DATA FOR THIS TASK:
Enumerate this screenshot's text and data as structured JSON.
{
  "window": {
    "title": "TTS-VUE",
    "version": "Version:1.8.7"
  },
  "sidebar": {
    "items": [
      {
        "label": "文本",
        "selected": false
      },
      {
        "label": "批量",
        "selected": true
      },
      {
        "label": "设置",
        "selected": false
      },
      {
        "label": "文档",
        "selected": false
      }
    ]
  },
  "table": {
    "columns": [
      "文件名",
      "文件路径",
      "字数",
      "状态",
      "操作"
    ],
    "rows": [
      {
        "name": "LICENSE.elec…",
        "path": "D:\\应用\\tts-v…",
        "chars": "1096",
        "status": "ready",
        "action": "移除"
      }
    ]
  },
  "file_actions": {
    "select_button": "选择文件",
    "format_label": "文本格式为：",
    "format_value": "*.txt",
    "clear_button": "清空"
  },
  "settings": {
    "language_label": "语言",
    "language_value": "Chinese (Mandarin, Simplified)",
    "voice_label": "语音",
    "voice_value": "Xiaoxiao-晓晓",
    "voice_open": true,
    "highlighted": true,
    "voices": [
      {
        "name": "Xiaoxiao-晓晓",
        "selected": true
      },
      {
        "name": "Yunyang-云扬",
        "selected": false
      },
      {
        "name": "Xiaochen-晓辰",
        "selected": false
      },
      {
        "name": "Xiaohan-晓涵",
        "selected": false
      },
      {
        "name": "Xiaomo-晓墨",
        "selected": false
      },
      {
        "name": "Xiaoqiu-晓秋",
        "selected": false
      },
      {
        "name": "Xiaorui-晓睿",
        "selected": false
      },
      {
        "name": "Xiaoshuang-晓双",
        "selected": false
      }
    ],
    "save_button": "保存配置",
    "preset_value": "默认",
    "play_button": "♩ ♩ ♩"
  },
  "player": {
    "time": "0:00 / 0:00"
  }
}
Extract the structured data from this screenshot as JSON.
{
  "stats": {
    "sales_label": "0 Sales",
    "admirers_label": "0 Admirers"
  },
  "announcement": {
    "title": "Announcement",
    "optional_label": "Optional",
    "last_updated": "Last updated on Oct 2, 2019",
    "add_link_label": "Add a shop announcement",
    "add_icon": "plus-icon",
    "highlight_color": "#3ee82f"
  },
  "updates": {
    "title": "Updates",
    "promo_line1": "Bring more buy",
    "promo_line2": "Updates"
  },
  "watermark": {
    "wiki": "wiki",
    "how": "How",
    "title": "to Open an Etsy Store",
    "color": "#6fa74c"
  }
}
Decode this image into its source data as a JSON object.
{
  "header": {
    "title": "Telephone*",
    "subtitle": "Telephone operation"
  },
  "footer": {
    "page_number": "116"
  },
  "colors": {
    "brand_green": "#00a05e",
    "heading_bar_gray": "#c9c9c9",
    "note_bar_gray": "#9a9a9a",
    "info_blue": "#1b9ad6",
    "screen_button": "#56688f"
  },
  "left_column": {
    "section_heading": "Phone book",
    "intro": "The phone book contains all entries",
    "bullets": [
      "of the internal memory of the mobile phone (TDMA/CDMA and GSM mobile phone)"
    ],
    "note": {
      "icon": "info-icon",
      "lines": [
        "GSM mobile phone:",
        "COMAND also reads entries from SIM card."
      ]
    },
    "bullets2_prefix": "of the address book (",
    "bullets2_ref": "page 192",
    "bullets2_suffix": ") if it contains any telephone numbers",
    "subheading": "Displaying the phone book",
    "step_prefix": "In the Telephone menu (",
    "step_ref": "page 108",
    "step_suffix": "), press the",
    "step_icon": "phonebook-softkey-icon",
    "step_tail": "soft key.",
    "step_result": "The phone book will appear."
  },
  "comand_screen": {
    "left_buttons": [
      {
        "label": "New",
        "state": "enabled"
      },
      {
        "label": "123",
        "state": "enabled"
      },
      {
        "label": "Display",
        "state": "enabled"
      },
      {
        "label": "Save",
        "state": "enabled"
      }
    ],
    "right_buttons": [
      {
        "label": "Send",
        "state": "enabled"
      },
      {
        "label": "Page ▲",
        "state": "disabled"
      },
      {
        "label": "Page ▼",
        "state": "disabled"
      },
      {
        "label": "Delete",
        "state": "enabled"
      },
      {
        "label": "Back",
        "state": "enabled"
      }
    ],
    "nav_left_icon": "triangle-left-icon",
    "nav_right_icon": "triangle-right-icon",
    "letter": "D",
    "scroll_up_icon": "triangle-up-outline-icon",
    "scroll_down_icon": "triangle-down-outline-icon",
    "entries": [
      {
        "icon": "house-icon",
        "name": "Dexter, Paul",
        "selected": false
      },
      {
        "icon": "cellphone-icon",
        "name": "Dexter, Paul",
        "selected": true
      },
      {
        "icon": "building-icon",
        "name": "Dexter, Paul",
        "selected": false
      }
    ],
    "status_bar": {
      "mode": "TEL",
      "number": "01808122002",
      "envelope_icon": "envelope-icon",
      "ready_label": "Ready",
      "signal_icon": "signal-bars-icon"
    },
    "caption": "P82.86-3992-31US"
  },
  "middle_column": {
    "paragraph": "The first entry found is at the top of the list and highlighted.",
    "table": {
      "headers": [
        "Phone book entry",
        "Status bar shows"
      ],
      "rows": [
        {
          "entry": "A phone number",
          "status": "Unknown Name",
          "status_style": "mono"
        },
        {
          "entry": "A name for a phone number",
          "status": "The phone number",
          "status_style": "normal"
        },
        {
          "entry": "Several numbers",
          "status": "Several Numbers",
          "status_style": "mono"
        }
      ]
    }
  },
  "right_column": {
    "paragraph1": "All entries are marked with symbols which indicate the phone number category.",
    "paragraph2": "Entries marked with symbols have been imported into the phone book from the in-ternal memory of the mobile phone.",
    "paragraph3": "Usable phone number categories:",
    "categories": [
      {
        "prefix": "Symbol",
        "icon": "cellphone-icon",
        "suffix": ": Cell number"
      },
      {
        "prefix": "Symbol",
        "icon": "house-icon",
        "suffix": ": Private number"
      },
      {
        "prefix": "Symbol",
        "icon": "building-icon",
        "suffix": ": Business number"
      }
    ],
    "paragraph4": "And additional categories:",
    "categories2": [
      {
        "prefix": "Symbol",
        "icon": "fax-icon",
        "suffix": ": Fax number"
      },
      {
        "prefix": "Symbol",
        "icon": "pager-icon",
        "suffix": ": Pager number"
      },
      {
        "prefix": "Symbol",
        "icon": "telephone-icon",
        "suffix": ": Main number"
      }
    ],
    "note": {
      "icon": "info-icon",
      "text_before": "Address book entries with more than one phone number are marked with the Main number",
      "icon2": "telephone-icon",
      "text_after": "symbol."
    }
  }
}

WHAT IS NEEDED:
Each line above that includes "triangle" counts once; state the total and nothing more.

RESULT:
4